Gather from the material every line that contains the string "JSON".
======== Input for this task
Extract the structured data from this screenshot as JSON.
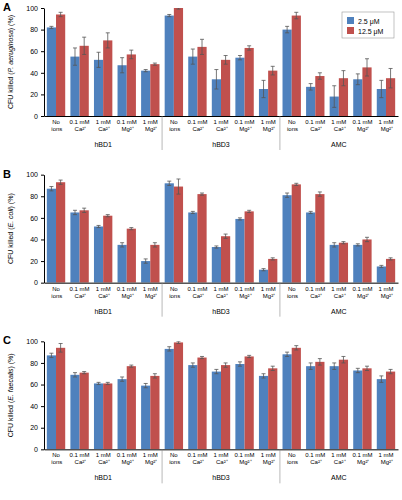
{
  "chart_data": [
    {
      "type": "bar",
      "title": "A",
      "y_label": "CFU killed (P. aeruginosa) (%)",
      "groups": [
        "hBD1",
        "hBD3",
        "AMC"
      ],
      "categories": [
        "No ions",
        "0.1 mM Ca²⁺",
        "1 mM Ca²⁺",
        "0.1 mM Mg²⁺",
        "1 mM Mg²⁺",
        "No ions",
        "0.1 mM Ca²⁺",
        "1 mM Ca²⁺",
        "0.1 mM Mg²⁺",
        "1 mM Mg²⁺",
        "No ions",
        "0.1 mM Ca²⁺",
        "1 mM Ca²⁺",
        "0.1 mM Mg²⁺",
        "1 mM Mg²⁺"
      ],
      "series": [
        {
          "name": "2.5 μM",
          "color": "#4f81bd",
          "values": [
            82,
            55,
            52,
            47,
            42,
            93,
            55,
            34,
            54,
            25,
            80,
            27,
            18,
            34,
            25
          ],
          "errors": [
            1,
            8,
            7,
            7,
            1,
            1,
            7,
            9,
            2,
            8,
            3,
            3,
            10,
            5,
            8
          ]
        },
        {
          "name": "12.5 μM",
          "color": "#c0504d",
          "values": [
            94,
            65,
            70,
            57,
            48,
            100,
            64,
            52,
            63,
            42,
            93,
            37,
            35,
            45,
            35
          ],
          "errors": [
            2,
            8,
            7,
            4,
            1,
            1,
            7,
            4,
            2,
            4,
            3,
            3,
            7,
            8,
            9
          ]
        }
      ],
      "ylim": [
        0,
        100
      ],
      "yticks": [
        0,
        20,
        40,
        60,
        80,
        100
      ],
      "legend": "top right"
    },
    {
      "type": "bar",
      "title": "B",
      "y_label": "CFU killed (E. coli) (%)",
      "groups": [
        "hBD1",
        "hBD3",
        "AMC"
      ],
      "categories": [
        "No ions",
        "0.1 mM Ca²⁺",
        "1 mM Ca²⁺",
        "0.1 mM Mg²⁺",
        "1 mM Mg²⁺",
        "No ions",
        "0.1 mM Ca²⁺",
        "1 mM Ca²⁺",
        "0.1 mM Mg²⁺",
        "1 mM Mg²⁺",
        "No ions",
        "0.1 mM Ca²⁺",
        "1 mM Ca²⁺",
        "0.1 mM Mg²⁺",
        "1 mM Mg²⁺"
      ],
      "series": [
        {
          "color": "#4f81bd",
          "values": [
            87,
            65,
            52,
            35,
            20,
            92,
            65,
            33,
            59,
            12,
            81,
            65,
            35,
            35,
            15
          ],
          "errors": [
            2,
            2,
            1,
            2,
            2,
            2,
            1,
            1,
            1,
            1,
            2,
            1,
            2,
            1,
            1
          ]
        },
        {
          "color": "#c0504d",
          "values": [
            93,
            67,
            62,
            50,
            35,
            89,
            82,
            43,
            66,
            22,
            91,
            82,
            37,
            40,
            22
          ],
          "errors": [
            2,
            2,
            1,
            1,
            2,
            7,
            1,
            2,
            1,
            1,
            1,
            2,
            1,
            2,
            1
          ]
        }
      ],
      "ylim": [
        0,
        100
      ],
      "yticks": [
        0,
        20,
        40,
        60,
        80,
        100
      ]
    },
    {
      "type": "bar",
      "title": "C",
      "y_label": "CFU killed (E. faecalis) (%)",
      "groups": [
        "hBD1",
        "hBD3",
        "AMC"
      ],
      "categories": [
        "No ions",
        "0.1 mM Ca²⁺",
        "1 mM Ca²⁺",
        "0.1 mM Mg²⁺",
        "1 mM Mg²⁺",
        "No ions",
        "0.1 mM Ca²⁺",
        "1 mM Ca²⁺",
        "0.1 mM Mg²⁺",
        "1 mM Mg²⁺",
        "No ions",
        "0.1 mM Ca²⁺",
        "1 mM Ca²⁺",
        "0.1 mM Mg²⁺",
        "1 mM Mg²⁺"
      ],
      "series": [
        {
          "color": "#4f81bd",
          "values": [
            87,
            69,
            61,
            65,
            59,
            93,
            78,
            72,
            79,
            68,
            88,
            77,
            77,
            73,
            65
          ],
          "errors": [
            2,
            2,
            1,
            2,
            2,
            2,
            2,
            2,
            2,
            2,
            2,
            3,
            3,
            2,
            3
          ]
        },
        {
          "color": "#c0504d",
          "values": [
            94,
            71,
            61,
            77,
            68,
            99,
            85,
            78,
            86,
            75,
            94,
            81,
            83,
            75,
            72
          ],
          "errors": [
            4,
            1,
            1,
            1,
            2,
            1,
            1,
            2,
            1,
            2,
            2,
            3,
            3,
            2,
            2
          ]
        }
      ],
      "ylim": [
        0,
        100
      ],
      "yticks": [
        0,
        20,
        40,
        60,
        80,
        100
      ]
    }
  ]
}
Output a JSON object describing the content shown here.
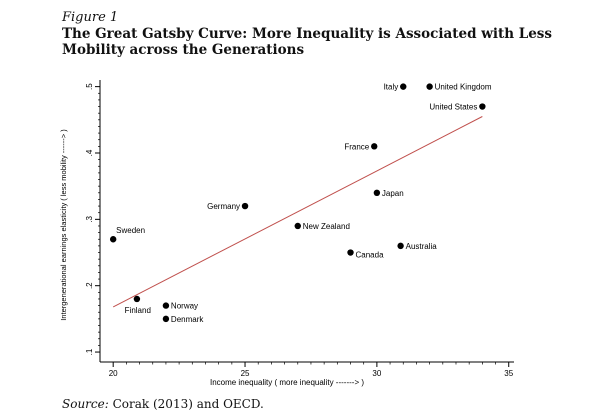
{
  "figure_label": "Figure 1",
  "title": "The Great Gatsby Curve: More Inequality is Associated with Less Mobility across the Generations",
  "source_label": "Source:",
  "source_text": "Corak (2013) and OECD.",
  "colors": {
    "points": "#000000",
    "fit_line": "#c0504d",
    "axis": "#000000"
  },
  "chart_data": {
    "type": "scatter",
    "xlabel": "Income inequality ( more inequality -------> )",
    "ylabel": "Intergenerational earnings elasticity ( less mobility ------> )",
    "xlim": [
      19.5,
      35.2
    ],
    "ylim": [
      0.085,
      0.51
    ],
    "xticks": [
      20,
      25,
      30,
      35
    ],
    "xtick_labels": [
      "20",
      "25",
      "30",
      "35"
    ],
    "yticks": [
      0.1,
      0.2,
      0.3,
      0.4,
      0.5
    ],
    "ytick_labels": [
      ".1",
      ".2",
      ".3",
      ".4",
      ".5"
    ],
    "points": [
      {
        "name": "Sweden",
        "x": 20.0,
        "y": 0.27,
        "label_side": "right-up"
      },
      {
        "name": "Finland",
        "x": 20.9,
        "y": 0.18,
        "label_side": "left-down"
      },
      {
        "name": "Norway",
        "x": 22.0,
        "y": 0.17,
        "label_side": "right"
      },
      {
        "name": "Denmark",
        "x": 22.0,
        "y": 0.15,
        "label_side": "right"
      },
      {
        "name": "Germany",
        "x": 25.0,
        "y": 0.32,
        "label_side": "left"
      },
      {
        "name": "New Zealand",
        "x": 27.0,
        "y": 0.29,
        "label_side": "right"
      },
      {
        "name": "Canada",
        "x": 29.0,
        "y": 0.25,
        "label_side": "right-down"
      },
      {
        "name": "France",
        "x": 29.9,
        "y": 0.41,
        "label_side": "left"
      },
      {
        "name": "Japan",
        "x": 30.0,
        "y": 0.34,
        "label_side": "right"
      },
      {
        "name": "Australia",
        "x": 30.9,
        "y": 0.26,
        "label_side": "right"
      },
      {
        "name": "Italy",
        "x": 31.0,
        "y": 0.5,
        "label_side": "left"
      },
      {
        "name": "United Kingdom",
        "x": 32.0,
        "y": 0.5,
        "label_side": "right"
      },
      {
        "name": "United States",
        "x": 34.0,
        "y": 0.47,
        "label_side": "left"
      }
    ],
    "fit_line": {
      "x": [
        20.0,
        34.0
      ],
      "y": [
        0.168,
        0.455
      ]
    }
  }
}
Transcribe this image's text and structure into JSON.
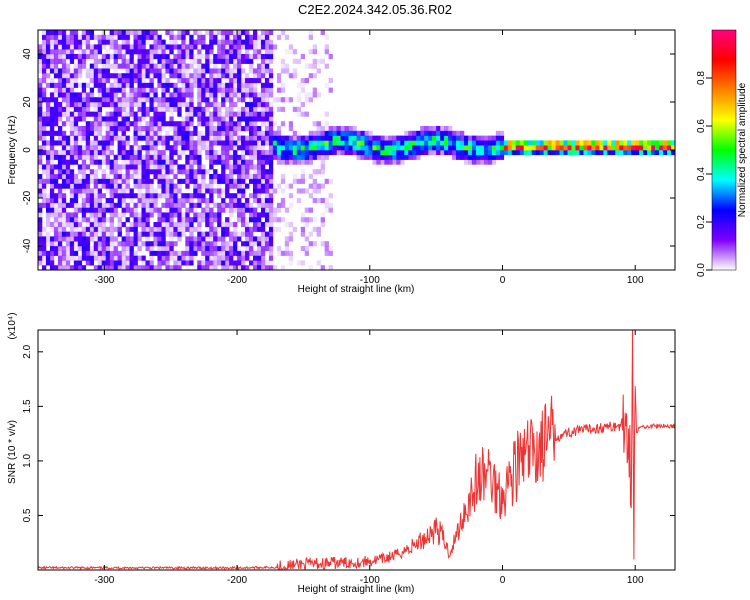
================
> **Result of the exercise**
Extract the structured data from this screenshot as JSON.
Output a JSON object describing the content shown here.
Transcribe this image's text and structure into JSON.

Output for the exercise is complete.